## start Data lines

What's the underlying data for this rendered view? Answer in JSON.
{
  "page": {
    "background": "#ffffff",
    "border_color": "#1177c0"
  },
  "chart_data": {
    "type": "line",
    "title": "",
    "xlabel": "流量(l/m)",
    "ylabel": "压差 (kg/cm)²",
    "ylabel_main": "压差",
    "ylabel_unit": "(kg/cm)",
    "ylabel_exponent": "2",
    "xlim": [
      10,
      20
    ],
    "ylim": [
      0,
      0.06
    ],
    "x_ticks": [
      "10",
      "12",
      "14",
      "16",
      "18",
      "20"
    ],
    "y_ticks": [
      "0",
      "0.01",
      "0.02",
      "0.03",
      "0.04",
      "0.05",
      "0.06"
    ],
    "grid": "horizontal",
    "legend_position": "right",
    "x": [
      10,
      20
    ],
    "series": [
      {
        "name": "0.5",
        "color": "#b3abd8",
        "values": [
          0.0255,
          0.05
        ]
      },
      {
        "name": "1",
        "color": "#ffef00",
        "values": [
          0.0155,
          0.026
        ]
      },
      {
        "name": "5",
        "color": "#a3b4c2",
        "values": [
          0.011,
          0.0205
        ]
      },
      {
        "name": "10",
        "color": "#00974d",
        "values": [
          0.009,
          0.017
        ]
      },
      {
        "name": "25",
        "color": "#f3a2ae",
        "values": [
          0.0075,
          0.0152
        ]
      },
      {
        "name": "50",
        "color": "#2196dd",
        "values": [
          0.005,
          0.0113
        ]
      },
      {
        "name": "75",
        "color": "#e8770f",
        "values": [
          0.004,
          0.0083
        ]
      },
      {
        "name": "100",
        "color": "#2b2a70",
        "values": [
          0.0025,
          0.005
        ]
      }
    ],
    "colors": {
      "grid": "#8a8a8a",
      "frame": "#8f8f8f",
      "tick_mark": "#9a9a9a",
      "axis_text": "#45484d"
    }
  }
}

## end Data lines

◆ Exercise details ◆
Copy out the material word for word and line for line.

◆ Task answer ◆
What's the underlying data for this rendered view? Answer in JSON.
{
  "page": {
    "background": "#ffffff",
    "border_color": "#1177c0"
  },
  "chart_data": {
    "type": "line",
    "title": "",
    "xlabel": "流量(l/m)",
    "ylabel": "压差 (kg/cm)²",
    "ylabel_main": "压差",
    "ylabel_unit": "(kg/cm)",
    "ylabel_exponent": "2",
    "xlim": [
      10,
      20
    ],
    "ylim": [
      0,
      0.06
    ],
    "x_ticks": [
      "10",
      "12",
      "14",
      "16",
      "18",
      "20"
    ],
    "y_ticks": [
      "0",
      "0.01",
      "0.02",
      "0.03",
      "0.04",
      "0.05",
      "0.06"
    ],
    "grid": "horizontal",
    "legend_position": "right",
    "x": [
      10,
      20
    ],
    "series": [
      {
        "name": "0.5",
        "color": "#b3abd8",
        "values": [
          0.0255,
          0.05
        ]
      },
      {
        "name": "1",
        "color": "#ffef00",
        "values": [
          0.0155,
          0.026
        ]
      },
      {
        "name": "5",
        "color": "#a3b4c2",
        "values": [
          0.011,
          0.0205
        ]
      },
      {
        "name": "10",
        "color": "#00974d",
        "values": [
          0.009,
          0.017
        ]
      },
      {
        "name": "25",
        "color": "#f3a2ae",
        "values": [
          0.0075,
          0.0152
        ]
      },
      {
        "name": "50",
        "color": "#2196dd",
        "values": [
          0.005,
          0.0113
        ]
      },
      {
        "name": "75",
        "color": "#e8770f",
        "values": [
          0.004,
          0.0083
        ]
      },
      {
        "name": "100",
        "color": "#2b2a70",
        "values": [
          0.0025,
          0.005
        ]
      }
    ],
    "colors": {
      "grid": "#8a8a8a",
      "frame": "#8f8f8f",
      "tick_mark": "#9a9a9a",
      "axis_text": "#45484d"
    }
  }
}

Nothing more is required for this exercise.